[Layout region records]
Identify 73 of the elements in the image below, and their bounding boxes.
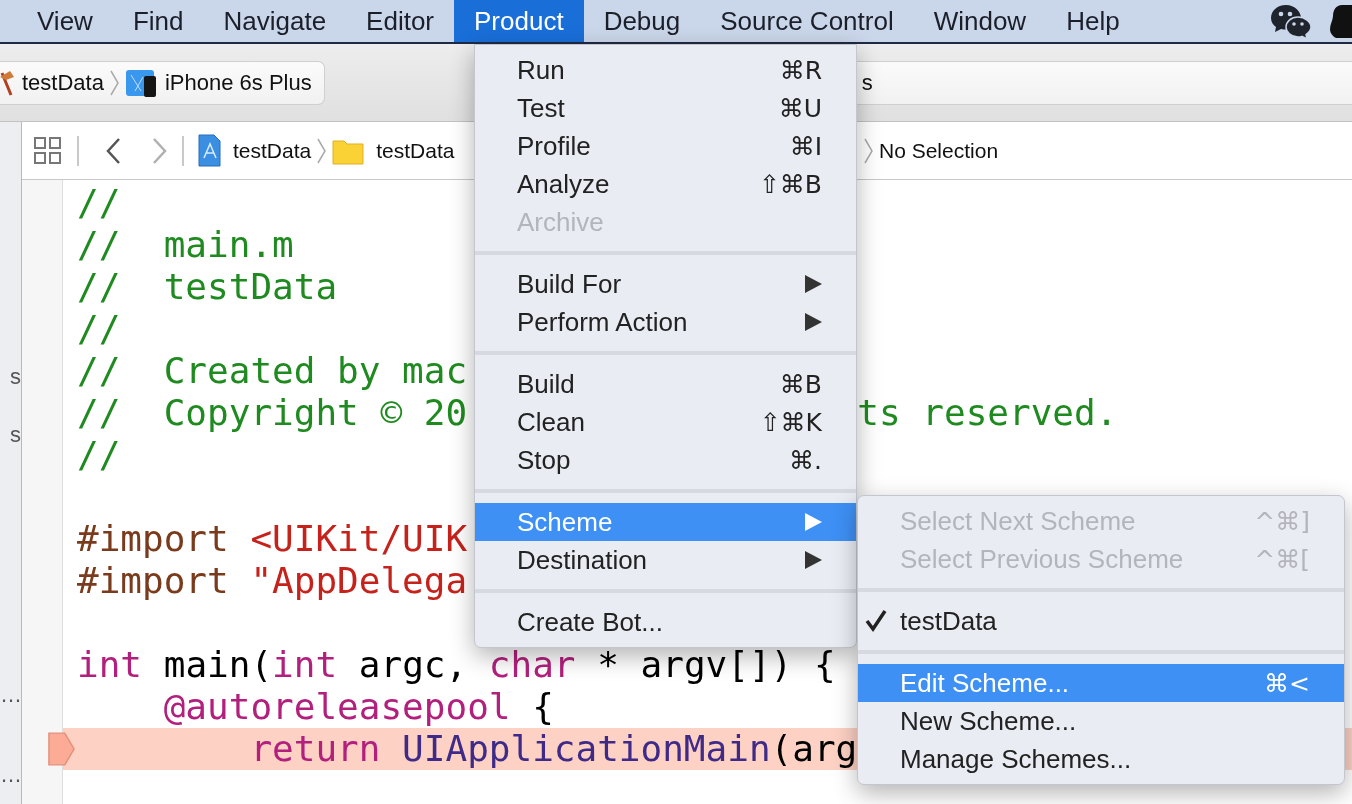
code-line: // testData — [77, 266, 338, 307]
menu-item[interactable]: Stop ⌘. — [475, 441, 856, 479]
menu-item[interactable]: Destination — [475, 541, 856, 579]
navigator-item[interactable]: … — [0, 682, 21, 707]
scheme-button[interactable]: testData — [0, 61, 104, 104]
grid-icon[interactable] — [34, 137, 61, 164]
code-line: // Copyright © 20 — [77, 392, 468, 433]
menu-bar-item[interactable]: Debug — [583, 0, 701, 42]
menu-item[interactable]: Test ⌘U — [475, 89, 856, 127]
menu-item[interactable]: Profile ⌘I — [475, 127, 856, 165]
path-chevron-icon — [317, 137, 327, 164]
menu-item: Archive — [516, 205, 605, 239]
back-button[interactable] — [105, 136, 122, 165]
keyboard-shortcut: ⇧⌘B — [758, 169, 822, 199]
app-file-icon — [198, 134, 221, 167]
path-chevron-icon — [864, 137, 873, 164]
penguin-icon[interactable] — [1330, 3, 1352, 39]
keyboard-shortcut: ⌘R — [779, 55, 822, 85]
code-line: #import "AppDelega — [77, 560, 468, 601]
path-item[interactable]: testData — [198, 134, 312, 167]
keyboard-shortcut: ⌘< — [1264, 668, 1310, 698]
hammer-icon — [0, 68, 14, 97]
menu-bar-item[interactable]: Source Control — [700, 0, 914, 42]
path-item[interactable]: testData — [332, 136, 455, 165]
menu-item: Select Next Scheme ^⌘] — [899, 504, 1311, 538]
submenu-arrow-icon — [804, 312, 822, 332]
navigator-item[interactable]: … — [0, 762, 21, 787]
code-line: // Created by mac — [77, 350, 468, 391]
code-line: #import <UIKit/UIK — [77, 518, 468, 559]
path-item[interactable]: No Selection — [879, 138, 999, 163]
code-line: // — [77, 434, 121, 475]
menu-bar-item[interactable]: Find — [112, 0, 204, 42]
menu-bar-item[interactable]: View — [17, 0, 113, 42]
menu-item: Select Previous Scheme ^⌘[ — [899, 542, 1311, 576]
menu-item[interactable]: Build ⌘B — [475, 365, 856, 403]
menu-bar-item[interactable]: Navigate — [203, 0, 347, 42]
keyboard-shortcut: ⌘I — [789, 131, 822, 161]
menu-item[interactable]: Manage Schemes... — [858, 740, 1344, 778]
menu-bar-item[interactable]: Editor — [346, 0, 454, 42]
menu-item[interactable]: Create Bot... — [475, 603, 856, 641]
code-line: return UIApplicationMain(arg — [249, 728, 858, 769]
menu-bar-item[interactable]: Window — [913, 0, 1047, 42]
keyboard-shortcut: ⌘U — [778, 93, 822, 123]
code-line: // — [77, 182, 121, 223]
menu-item[interactable]: Analyze ⇧⌘B — [475, 165, 856, 203]
menu-item[interactable]: Run ⌘R — [475, 51, 856, 89]
keyboard-shortcut: ⇧⌘K — [759, 407, 822, 437]
path-chevron-icon — [109, 69, 119, 96]
menu-item[interactable]: New Scheme... — [858, 702, 1344, 740]
keyboard-shortcut: ⌘B — [779, 369, 822, 399]
code-line: int main(int argc, char * argv[]) { — [77, 644, 836, 685]
navigator-item[interactable]: s — [10, 364, 21, 389]
code-text: ts reserved. — [857, 392, 1118, 433]
menu-item[interactable]: Build For — [475, 265, 856, 303]
code-line: // — [77, 308, 121, 349]
menu-bar-item[interactable]: Help — [1046, 0, 1140, 42]
submenu-arrow-icon — [804, 274, 822, 294]
menu-bar-item[interactable]: Product — [454, 0, 584, 42]
menu-item[interactable]: testData — [858, 602, 1344, 640]
keyboard-shortcut: ^⌘[ — [1254, 544, 1310, 574]
menu-item[interactable]: Clean ⇧⌘K — [475, 403, 856, 441]
code-line: @autoreleasepool { — [162, 686, 554, 727]
chat-bubbles-icon[interactable] — [1270, 2, 1312, 40]
keyboard-shortcut: ^⌘] — [1254, 506, 1310, 536]
checkmark-icon — [865, 609, 887, 633]
code-line: // main.m — [77, 224, 294, 265]
activity-status-text: s — [861, 69, 873, 96]
submenu-arrow-icon — [804, 512, 822, 532]
navigator-item[interactable]: s — [10, 422, 21, 447]
submenu-arrow-icon — [804, 550, 822, 570]
keyboard-shortcut: ⌘. — [789, 445, 822, 475]
destination-button[interactable]: iPhone 6s Plus — [124, 61, 312, 104]
menu-item[interactable]: Perform Action — [475, 303, 856, 341]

Exercise directions: Convert the items above into a numbered list, skipping blank lines and leaving out the picture.

Task answer:
1. Identify 73 of the elements in the image below, and their bounding boxes.
2. code-line: // testData — [77, 266, 338, 307]
3. menu-item[interactable]: Stop ⌘. — [475, 441, 856, 479]
4. menu-item[interactable]: Destination — [475, 541, 856, 579]
5. navigator-item[interactable]: … — [0, 682, 21, 707]
6. scheme-button[interactable]: testData — [0, 61, 104, 104]
7. grid-icon[interactable] — [34, 137, 61, 164]
8. code-line: // Copyright © 20 — [77, 392, 468, 433]
9. menu-bar-item[interactable]: Debug — [583, 0, 701, 42]
10. menu-item[interactable]: Test ⌘U — [475, 89, 856, 127]
11. menu-item[interactable]: Profile ⌘I — [475, 127, 856, 165]
12. path-chevron-icon — [317, 137, 327, 164]
13. menu-item: Archive — [516, 205, 605, 239]
14. back-button[interactable] — [105, 136, 122, 165]
15. keyboard-shortcut: ⇧⌘B — [758, 169, 822, 199]
16. app-file-icon — [198, 134, 221, 167]
17. path-chevron-icon — [864, 137, 873, 164]
18. penguin-icon[interactable] — [1330, 3, 1352, 39]
19. keyboard-shortcut: ⌘R — [779, 55, 822, 85]
20. code-line: #import "AppDelega — [77, 560, 468, 601]
21. path-item[interactable]: testData — [198, 134, 312, 167]
22. keyboard-shortcut: ⌘< — [1264, 668, 1310, 698]
23. hammer-icon — [0, 68, 14, 97]
24. menu-bar-item[interactable]: Source Control — [700, 0, 914, 42]
25. path-item[interactable]: testData — [332, 136, 455, 165]
26. menu-item: Select Next Scheme ^⌘] — [899, 504, 1311, 538]
27. submenu-arrow-icon — [804, 312, 822, 332]
28. navigator-item[interactable]: … — [0, 762, 21, 787]
29. code-line: // Created by mac — [77, 350, 468, 391]
30. code-line: #import <UIKit/UIK — [77, 518, 468, 559]
31. path-item[interactable]: No Selection — [879, 138, 999, 163]
32. code-line: // — [77, 434, 121, 475]
33. menu-bar-item[interactable]: Find — [112, 0, 204, 42]
34. menu-bar-item[interactable]: View — [17, 0, 113, 42]
35. menu-item: Select Previous Scheme ^⌘[ — [899, 542, 1311, 576]
36. menu-item[interactable]: Build ⌘B — [475, 365, 856, 403]
37. menu-bar-item[interactable]: Navigate — [203, 0, 347, 42]
38. keyboard-shortcut: ⌘I — [789, 131, 822, 161]
39. menu-item[interactable]: Manage Schemes... — [858, 740, 1344, 778]
40. menu-bar-item[interactable]: Editor — [346, 0, 454, 42]
41. menu-item[interactable]: Create Bot... — [475, 603, 856, 641]
42. code-line: return UIApplicationMain(arg — [249, 728, 858, 769]
43. menu-bar-item[interactable]: Window — [913, 0, 1047, 42]
44. keyboard-shortcut: ⌘U — [778, 93, 822, 123]
45. code-line: // — [77, 182, 121, 223]
46. menu-item[interactable]: Analyze ⇧⌘B — [475, 165, 856, 203]
47. menu-item[interactable]: Run ⌘R — [475, 51, 856, 89]
48. keyboard-shortcut: ⇧⌘K — [759, 407, 822, 437]
49. path-chevron-icon — [109, 69, 119, 96]
50. menu-item[interactable]: New Scheme... — [858, 702, 1344, 740]
51. keyboard-shortcut: ⌘B — [779, 369, 822, 399]
52. code-line: int main(int argc, char * argv[]) { — [77, 644, 836, 685]
53. navigator-item[interactable]: s — [10, 364, 21, 389]
54. code-text: ts reserved. — [857, 392, 1118, 433]
55. menu-item[interactable]: Build For — [475, 265, 856, 303]
56. code-line: // — [77, 308, 121, 349]
57. menu-bar-item[interactable]: Help — [1046, 0, 1140, 42]
58. submenu-arrow-icon — [804, 274, 822, 294]
59. menu-bar-item[interactable]: Product — [454, 0, 584, 42]
60. menu-item[interactable]: testData — [858, 602, 1344, 640]
61. keyboard-shortcut: ^⌘[ — [1254, 544, 1310, 574]
62. menu-item[interactable]: Clean ⇧⌘K — [475, 403, 856, 441]
63. code-line: @autoreleasepool { — [162, 686, 554, 727]
64. chat-bubbles-icon[interactable] — [1270, 2, 1312, 40]
65. keyboard-shortcut: ^⌘] — [1254, 506, 1310, 536]
66. checkmark-icon — [865, 609, 887, 633]
67. code-line: // main.m — [77, 224, 294, 265]
68. activity-status-text: s — [861, 69, 873, 96]
69. submenu-arrow-icon — [804, 512, 822, 532]
70. navigator-item[interactable]: s — [10, 422, 21, 447]
71. submenu-arrow-icon — [804, 550, 822, 570]
72. keyboard-shortcut: ⌘. — [789, 445, 822, 475]
73. destination-button[interactable]: iPhone 6s Plus — [124, 61, 312, 104]
74. menu-item[interactable]: Perform Action — [475, 303, 856, 341]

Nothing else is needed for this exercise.